--- START OF RECORDS TO PROCESS ---

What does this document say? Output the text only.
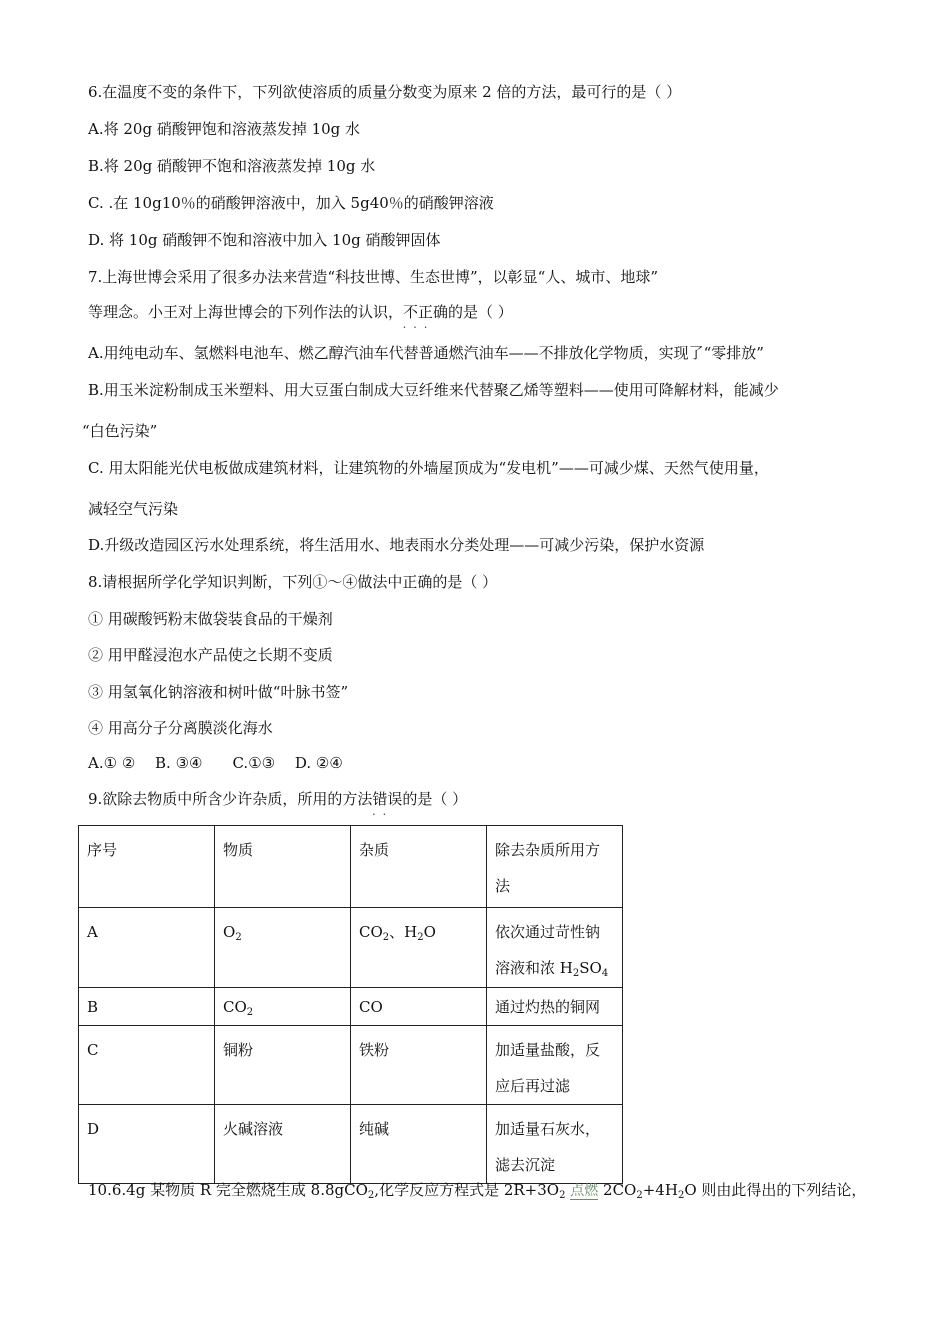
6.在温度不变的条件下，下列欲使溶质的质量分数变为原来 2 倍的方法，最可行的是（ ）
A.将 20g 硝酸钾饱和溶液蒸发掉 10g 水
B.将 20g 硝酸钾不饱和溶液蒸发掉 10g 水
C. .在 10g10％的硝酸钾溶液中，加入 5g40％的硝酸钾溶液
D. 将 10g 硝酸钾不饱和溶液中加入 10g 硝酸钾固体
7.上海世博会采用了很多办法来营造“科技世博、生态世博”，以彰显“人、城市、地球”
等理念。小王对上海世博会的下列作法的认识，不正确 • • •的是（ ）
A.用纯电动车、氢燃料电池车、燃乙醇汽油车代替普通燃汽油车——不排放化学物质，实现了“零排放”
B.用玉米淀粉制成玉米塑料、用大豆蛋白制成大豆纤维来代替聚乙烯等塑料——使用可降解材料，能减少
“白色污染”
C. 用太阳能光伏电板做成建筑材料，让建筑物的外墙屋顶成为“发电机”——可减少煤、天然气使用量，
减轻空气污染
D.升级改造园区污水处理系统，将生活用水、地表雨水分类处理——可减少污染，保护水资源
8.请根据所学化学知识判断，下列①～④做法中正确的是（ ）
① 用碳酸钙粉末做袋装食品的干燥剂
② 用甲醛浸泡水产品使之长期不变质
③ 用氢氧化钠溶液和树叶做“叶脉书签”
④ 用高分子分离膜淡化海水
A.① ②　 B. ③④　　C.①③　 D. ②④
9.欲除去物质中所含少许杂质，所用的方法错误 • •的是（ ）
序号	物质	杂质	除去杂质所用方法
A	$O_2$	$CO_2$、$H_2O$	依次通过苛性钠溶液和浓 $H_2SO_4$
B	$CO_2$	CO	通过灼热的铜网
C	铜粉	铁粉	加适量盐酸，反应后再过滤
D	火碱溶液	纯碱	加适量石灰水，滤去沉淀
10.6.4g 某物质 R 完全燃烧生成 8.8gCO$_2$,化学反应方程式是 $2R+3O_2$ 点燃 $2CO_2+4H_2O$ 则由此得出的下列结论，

--- END OF RECORDS TO PROCESS ---

DIRECTIONS:
Retype all the records shown above, character for character. Omit every picture.

RESULT FOR THIS EXERCISE:
What does this document say? Output the text only.
6.在温度不变的条件下，下列欲使溶质的质量分数变为原来 2 倍的方法，最可行的是（ ）
A.将 20g 硝酸钾饱和溶液蒸发掉 10g 水
B.将 20g 硝酸钾不饱和溶液蒸发掉 10g 水
C. .在 10g10％的硝酸钾溶液中，加入 5g40％的硝酸钾溶液
D. 将 10g 硝酸钾不饱和溶液中加入 10g 硝酸钾固体
7.上海世博会采用了很多办法来营造“科技世博、生态世博”，以彰显“人、城市、地球”
等理念。小王对上海世博会的下列作法的认识，不正确 • • •的是（ ）
A.用纯电动车、氢燃料电池车、燃乙醇汽油车代替普通燃汽油车——不排放化学物质，实现了“零排放”
B.用玉米淀粉制成玉米塑料、用大豆蛋白制成大豆纤维来代替聚乙烯等塑料——使用可降解材料，能减少
“白色污染”
C. 用太阳能光伏电板做成建筑材料，让建筑物的外墙屋顶成为“发电机”——可减少煤、天然气使用量，
减轻空气污染
D.升级改造园区污水处理系统，将生活用水、地表雨水分类处理——可减少污染，保护水资源
8.请根据所学化学知识判断，下列①～④做法中正确的是（ ）
① 用碳酸钙粉末做袋装食品的干燥剂
② 用甲醛浸泡水产品使之长期不变质
③ 用氢氧化钠溶液和树叶做“叶脉书签”
④ 用高分子分离膜淡化海水
A.① ②　 B. ③④　　C.①③　 D. ②④
9.欲除去物质中所含少许杂质，所用的方法错误 • •的是（ ）
序号	物质	杂质	除去杂质所用方法
A	$O_2$	$CO_2$、$H_2O$	依次通过苛性钠溶液和浓 $H_2SO_4$
B	$CO_2$	CO	通过灼热的铜网
C	铜粉	铁粉	加适量盐酸，反应后再过滤
D	火碱溶液	纯碱	加适量石灰水，滤去沉淀
10.6.4g 某物质 R 完全燃烧生成 8.8gCO$_2$,化学反应方程式是 $2R+3O_2$ 点燃 $2CO_2+4H_2O$ 则由此得出的下列结论，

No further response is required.